## Your goal
You are to retype all of the data exactly as it appears.

[BEGIN Information given]

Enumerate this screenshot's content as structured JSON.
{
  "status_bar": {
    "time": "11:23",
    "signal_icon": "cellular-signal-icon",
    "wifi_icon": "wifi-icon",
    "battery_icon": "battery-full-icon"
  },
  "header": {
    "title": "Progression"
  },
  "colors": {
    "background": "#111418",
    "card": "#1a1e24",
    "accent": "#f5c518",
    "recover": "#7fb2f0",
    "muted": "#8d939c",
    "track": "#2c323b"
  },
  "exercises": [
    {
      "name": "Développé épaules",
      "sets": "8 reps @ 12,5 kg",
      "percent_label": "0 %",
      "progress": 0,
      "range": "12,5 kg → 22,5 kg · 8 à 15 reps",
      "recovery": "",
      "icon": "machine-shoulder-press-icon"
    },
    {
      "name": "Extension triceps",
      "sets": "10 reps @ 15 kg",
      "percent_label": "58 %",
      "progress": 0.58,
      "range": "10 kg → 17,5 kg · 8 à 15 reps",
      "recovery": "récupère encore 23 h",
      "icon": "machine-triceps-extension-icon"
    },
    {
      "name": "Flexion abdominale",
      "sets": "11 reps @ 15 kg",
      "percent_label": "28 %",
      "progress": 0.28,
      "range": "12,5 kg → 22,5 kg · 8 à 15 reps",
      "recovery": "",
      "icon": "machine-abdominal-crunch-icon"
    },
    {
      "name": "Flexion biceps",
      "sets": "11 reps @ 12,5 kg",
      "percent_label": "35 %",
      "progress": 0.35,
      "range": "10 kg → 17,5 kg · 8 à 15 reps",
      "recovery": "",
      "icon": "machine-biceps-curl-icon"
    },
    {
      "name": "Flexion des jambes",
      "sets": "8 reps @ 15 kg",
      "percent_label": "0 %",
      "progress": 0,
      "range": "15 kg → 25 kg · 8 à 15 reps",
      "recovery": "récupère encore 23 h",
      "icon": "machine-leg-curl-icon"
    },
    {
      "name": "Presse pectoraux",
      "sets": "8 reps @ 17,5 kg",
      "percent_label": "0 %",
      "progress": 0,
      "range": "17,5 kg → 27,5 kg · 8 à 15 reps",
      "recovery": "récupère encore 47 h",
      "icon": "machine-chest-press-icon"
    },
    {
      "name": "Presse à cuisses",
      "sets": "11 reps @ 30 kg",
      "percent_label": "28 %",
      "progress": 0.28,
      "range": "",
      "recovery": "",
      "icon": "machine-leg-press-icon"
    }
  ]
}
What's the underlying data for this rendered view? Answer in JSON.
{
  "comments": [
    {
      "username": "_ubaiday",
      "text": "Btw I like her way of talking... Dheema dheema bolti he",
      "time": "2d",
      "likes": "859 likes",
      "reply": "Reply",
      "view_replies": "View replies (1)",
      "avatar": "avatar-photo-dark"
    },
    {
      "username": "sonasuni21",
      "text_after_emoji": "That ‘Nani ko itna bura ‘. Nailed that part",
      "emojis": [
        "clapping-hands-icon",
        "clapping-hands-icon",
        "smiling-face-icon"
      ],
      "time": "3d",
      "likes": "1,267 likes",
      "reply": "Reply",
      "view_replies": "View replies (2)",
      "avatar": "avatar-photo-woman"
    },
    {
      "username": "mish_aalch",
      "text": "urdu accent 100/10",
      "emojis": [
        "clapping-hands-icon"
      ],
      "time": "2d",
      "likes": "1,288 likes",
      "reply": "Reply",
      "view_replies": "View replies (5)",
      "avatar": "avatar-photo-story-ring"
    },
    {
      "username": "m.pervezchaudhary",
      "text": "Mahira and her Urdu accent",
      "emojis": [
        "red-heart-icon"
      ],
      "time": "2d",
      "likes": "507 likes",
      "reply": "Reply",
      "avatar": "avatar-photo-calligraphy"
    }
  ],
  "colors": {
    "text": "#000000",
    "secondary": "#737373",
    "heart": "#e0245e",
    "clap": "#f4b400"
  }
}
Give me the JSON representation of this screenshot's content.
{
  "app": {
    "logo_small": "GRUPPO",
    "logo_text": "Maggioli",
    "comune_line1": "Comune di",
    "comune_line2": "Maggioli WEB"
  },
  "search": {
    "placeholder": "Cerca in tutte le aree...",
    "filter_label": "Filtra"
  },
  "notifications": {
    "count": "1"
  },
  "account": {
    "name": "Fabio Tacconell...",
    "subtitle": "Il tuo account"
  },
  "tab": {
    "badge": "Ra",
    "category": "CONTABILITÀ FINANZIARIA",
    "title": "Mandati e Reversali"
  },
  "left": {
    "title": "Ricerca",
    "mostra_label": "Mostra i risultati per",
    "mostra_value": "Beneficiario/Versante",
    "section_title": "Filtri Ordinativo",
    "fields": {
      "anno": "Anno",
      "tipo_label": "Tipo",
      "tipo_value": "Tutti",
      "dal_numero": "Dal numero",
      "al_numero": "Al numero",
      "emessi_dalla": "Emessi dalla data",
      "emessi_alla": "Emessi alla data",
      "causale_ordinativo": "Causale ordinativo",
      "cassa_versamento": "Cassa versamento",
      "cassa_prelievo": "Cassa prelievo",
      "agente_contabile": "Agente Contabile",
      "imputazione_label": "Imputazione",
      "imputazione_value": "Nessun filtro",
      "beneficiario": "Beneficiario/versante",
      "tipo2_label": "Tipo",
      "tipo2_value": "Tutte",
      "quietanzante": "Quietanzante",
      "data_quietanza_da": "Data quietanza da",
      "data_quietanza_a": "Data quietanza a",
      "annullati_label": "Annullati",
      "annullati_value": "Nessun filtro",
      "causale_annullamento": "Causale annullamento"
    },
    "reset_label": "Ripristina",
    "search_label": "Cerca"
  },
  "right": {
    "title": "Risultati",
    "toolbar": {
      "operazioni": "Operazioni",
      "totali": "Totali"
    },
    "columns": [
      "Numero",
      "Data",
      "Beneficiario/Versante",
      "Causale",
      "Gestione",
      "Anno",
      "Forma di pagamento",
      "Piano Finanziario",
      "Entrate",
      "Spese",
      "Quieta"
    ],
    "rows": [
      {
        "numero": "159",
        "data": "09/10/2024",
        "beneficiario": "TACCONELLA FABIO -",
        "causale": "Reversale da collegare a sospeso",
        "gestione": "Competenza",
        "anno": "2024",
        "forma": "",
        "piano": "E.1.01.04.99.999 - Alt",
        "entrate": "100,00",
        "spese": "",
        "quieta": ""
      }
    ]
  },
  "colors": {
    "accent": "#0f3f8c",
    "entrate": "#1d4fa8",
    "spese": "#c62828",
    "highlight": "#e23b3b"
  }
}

[END Information given]

## Exercise solution
Enumerate this screenshot's content as structured JSON.
{
  "status_bar": {
    "time": "11:23",
    "signal_icon": "cellular-signal-icon",
    "wifi_icon": "wifi-icon",
    "battery_icon": "battery-full-icon"
  },
  "header": {
    "title": "Progression"
  },
  "colors": {
    "background": "#111418",
    "card": "#1a1e24",
    "accent": "#f5c518",
    "recover": "#7fb2f0",
    "muted": "#8d939c",
    "track": "#2c323b"
  },
  "exercises": [
    {
      "name": "Développé épaules",
      "sets": "8 reps @ 12,5 kg",
      "percent_label": "0 %",
      "progress": 0,
      "range": "12,5 kg → 22,5 kg · 8 à 15 reps",
      "recovery": "",
      "icon": "machine-shoulder-press-icon"
    },
    {
      "name": "Extension triceps",
      "sets": "10 reps @ 15 kg",
      "percent_label": "58 %",
      "progress": 0.58,
      "range": "10 kg → 17,5 kg · 8 à 15 reps",
      "recovery": "récupère encore 23 h",
      "icon": "machine-triceps-extension-icon"
    },
    {
      "name": "Flexion abdominale",
      "sets": "11 reps @ 15 kg",
      "percent_label": "28 %",
      "progress": 0.28,
      "range": "12,5 kg → 22,5 kg · 8 à 15 reps",
      "recovery": "",
      "icon": "machine-abdominal-crunch-icon"
    },
    {
      "name": "Flexion biceps",
      "sets": "11 reps @ 12,5 kg",
      "percent_label": "35 %",
      "progress": 0.35,
      "range": "10 kg → 17,5 kg · 8 à 15 reps",
      "recovery": "",
      "icon": "machine-biceps-curl-icon"
    },
    {
      "name": "Flexion des jambes",
      "sets": "8 reps @ 15 kg",
      "percent_label": "0 %",
      "progress": 0,
      "range": "15 kg → 25 kg · 8 à 15 reps",
      "recovery": "récupère encore 23 h",
      "icon": "machine-leg-curl-icon"
    },
    {
      "name": "Presse pectoraux",
      "sets": "8 reps @ 17,5 kg",
      "percent_label": "0 %",
      "progress": 0,
      "range": "17,5 kg → 27,5 kg · 8 à 15 reps",
      "recovery": "récupère encore 47 h",
      "icon": "machine-chest-press-icon"
    },
    {
      "name": "Presse à cuisses",
      "sets": "11 reps @ 30 kg",
      "percent_label": "28 %",
      "progress": 0.28,
      "range": "",
      "recovery": "",
      "icon": "machine-leg-press-icon"
    }
  ]
}
What's the underlying data for this rendered view? Answer in JSON.
{
  "comments": [
    {
      "username": "_ubaiday",
      "text": "Btw I like her way of talking... Dheema dheema bolti he",
      "time": "2d",
      "likes": "859 likes",
      "reply": "Reply",
      "view_replies": "View replies (1)",
      "avatar": "avatar-photo-dark"
    },
    {
      "username": "sonasuni21",
      "text_after_emoji": "That ‘Nani ko itna bura ‘. Nailed that part",
      "emojis": [
        "clapping-hands-icon",
        "clapping-hands-icon",
        "smiling-face-icon"
      ],
      "time": "3d",
      "likes": "1,267 likes",
      "reply": "Reply",
      "view_replies": "View replies (2)",
      "avatar": "avatar-photo-woman"
    },
    {
      "username": "mish_aalch",
      "text": "urdu accent 100/10",
      "emojis": [
        "clapping-hands-icon"
      ],
      "time": "2d",
      "likes": "1,288 likes",
      "reply": "Reply",
      "view_replies": "View replies (5)",
      "avatar": "avatar-photo-story-ring"
    },
    {
      "username": "m.pervezchaudhary",
      "text": "Mahira and her Urdu accent",
      "emojis": [
        "red-heart-icon"
      ],
      "time": "2d",
      "likes": "507 likes",
      "reply": "Reply",
      "avatar": "avatar-photo-calligraphy"
    }
  ],
  "colors": {
    "text": "#000000",
    "secondary": "#737373",
    "heart": "#e0245e",
    "clap": "#f4b400"
  }
}
Give me the JSON representation of this screenshot's content.
{
  "app": {
    "logo_small": "GRUPPO",
    "logo_text": "Maggioli",
    "comune_line1": "Comune di",
    "comune_line2": "Maggioli WEB"
  },
  "search": {
    "placeholder": "Cerca in tutte le aree...",
    "filter_label": "Filtra"
  },
  "notifications": {
    "count": "1"
  },
  "account": {
    "name": "Fabio Tacconell...",
    "subtitle": "Il tuo account"
  },
  "tab": {
    "badge": "Ra",
    "category": "CONTABILITÀ FINANZIARIA",
    "title": "Mandati e Reversali"
  },
  "left": {
    "title": "Ricerca",
    "mostra_label": "Mostra i risultati per",
    "mostra_value": "Beneficiario/Versante",
    "section_title": "Filtri Ordinativo",
    "fields": {
      "anno": "Anno",
      "tipo_label": "Tipo",
      "tipo_value": "Tutti",
      "dal_numero": "Dal numero",
      "al_numero": "Al numero",
      "emessi_dalla": "Emessi dalla data",
      "emessi_alla": "Emessi alla data",
      "causale_ordinativo": "Causale ordinativo",
      "cassa_versamento": "Cassa versamento",
      "cassa_prelievo": "Cassa prelievo",
      "agente_contabile": "Agente Contabile",
      "imputazione_label": "Imputazione",
      "imputazione_value": "Nessun filtro",
      "beneficiario": "Beneficiario/versante",
      "tipo2_label": "Tipo",
      "tipo2_value": "Tutte",
      "quietanzante": "Quietanzante",
      "data_quietanza_da": "Data quietanza da",
      "data_quietanza_a": "Data quietanza a",
      "annullati_label": "Annullati",
      "annullati_value": "Nessun filtro",
      "causale_annullamento": "Causale annullamento"
    },
    "reset_label": "Ripristina",
    "search_label": "Cerca"
  },
  "right": {
    "title": "Risultati",
    "toolbar": {
      "operazioni": "Operazioni",
      "totali": "Totali"
    },
    "columns": [
      "Numero",
      "Data",
      "Beneficiario/Versante",
      "Causale",
      "Gestione",
      "Anno",
      "Forma di pagamento",
      "Piano Finanziario",
      "Entrate",
      "Spese",
      "Quieta"
    ],
    "rows": [
      {
        "numero": "159",
        "data": "09/10/2024",
        "beneficiario": "TACCONELLA FABIO -",
        "causale": "Reversale da collegare a sospeso",
        "gestione": "Competenza",
        "anno": "2024",
        "forma": "",
        "piano": "E.1.01.04.99.999 - Alt",
        "entrate": "100,00",
        "spese": "",
        "quieta": ""
      }
    ]
  },
  "colors": {
    "accent": "#0f3f8c",
    "entrate": "#1d4fa8",
    "spese": "#c62828",
    "highlight": "#e23b3b"
  }
}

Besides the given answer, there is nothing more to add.